To do: Restate each record below word for word, skipping images.

Document text records
--- START ---
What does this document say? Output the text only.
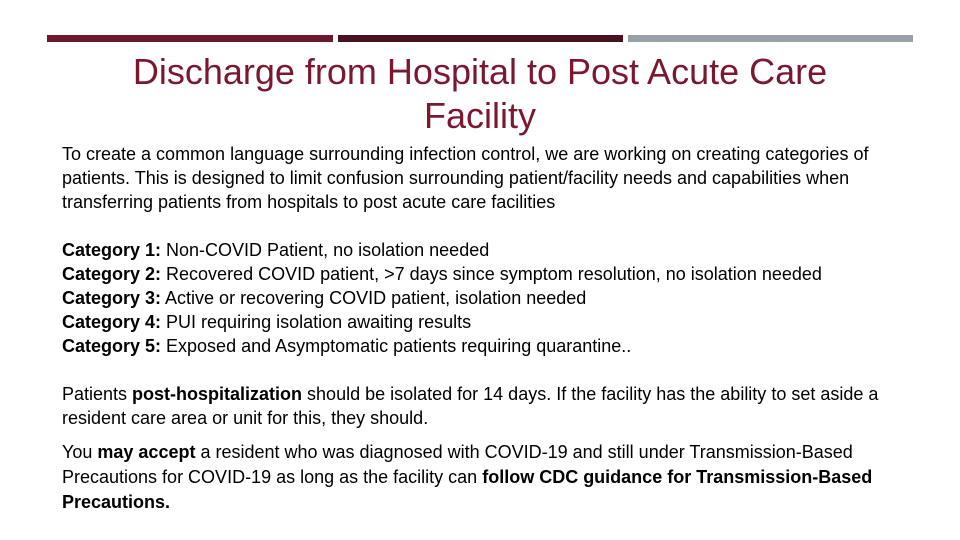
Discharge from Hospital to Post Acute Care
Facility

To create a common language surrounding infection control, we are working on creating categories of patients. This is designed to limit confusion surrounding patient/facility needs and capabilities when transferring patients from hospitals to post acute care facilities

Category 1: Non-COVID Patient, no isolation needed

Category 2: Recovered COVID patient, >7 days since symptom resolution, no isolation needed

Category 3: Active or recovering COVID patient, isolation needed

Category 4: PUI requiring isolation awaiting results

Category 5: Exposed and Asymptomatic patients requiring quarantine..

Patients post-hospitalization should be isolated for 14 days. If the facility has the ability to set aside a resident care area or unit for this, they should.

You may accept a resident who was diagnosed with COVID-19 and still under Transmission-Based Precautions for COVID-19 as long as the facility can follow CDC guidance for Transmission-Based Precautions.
--- END ---
Expected output:
What does this document say? Output the text only.
Discharge from Hospital to Post Acute Care
Facility

To create a common language surrounding infection control, we are working on creating categories of patients. This is designed to limit confusion surrounding patient/facility needs and capabilities when transferring patients from hospitals to post acute care facilities

Category 1: Non-COVID Patient, no isolation needed

Category 2: Recovered COVID patient, >7 days since symptom resolution, no isolation needed

Category 3: Active or recovering COVID patient, isolation needed

Category 4: PUI requiring isolation awaiting results

Category 5: Exposed and Asymptomatic patients requiring quarantine..

Patients post-hospitalization should be isolated for 14 days. If the facility has the ability to set aside a resident care area or unit for this, they should.

You may accept a resident who was diagnosed with COVID-19 and still under Transmission-Based Precautions for COVID-19 as long as the facility can follow CDC guidance for Transmission-Based Precautions.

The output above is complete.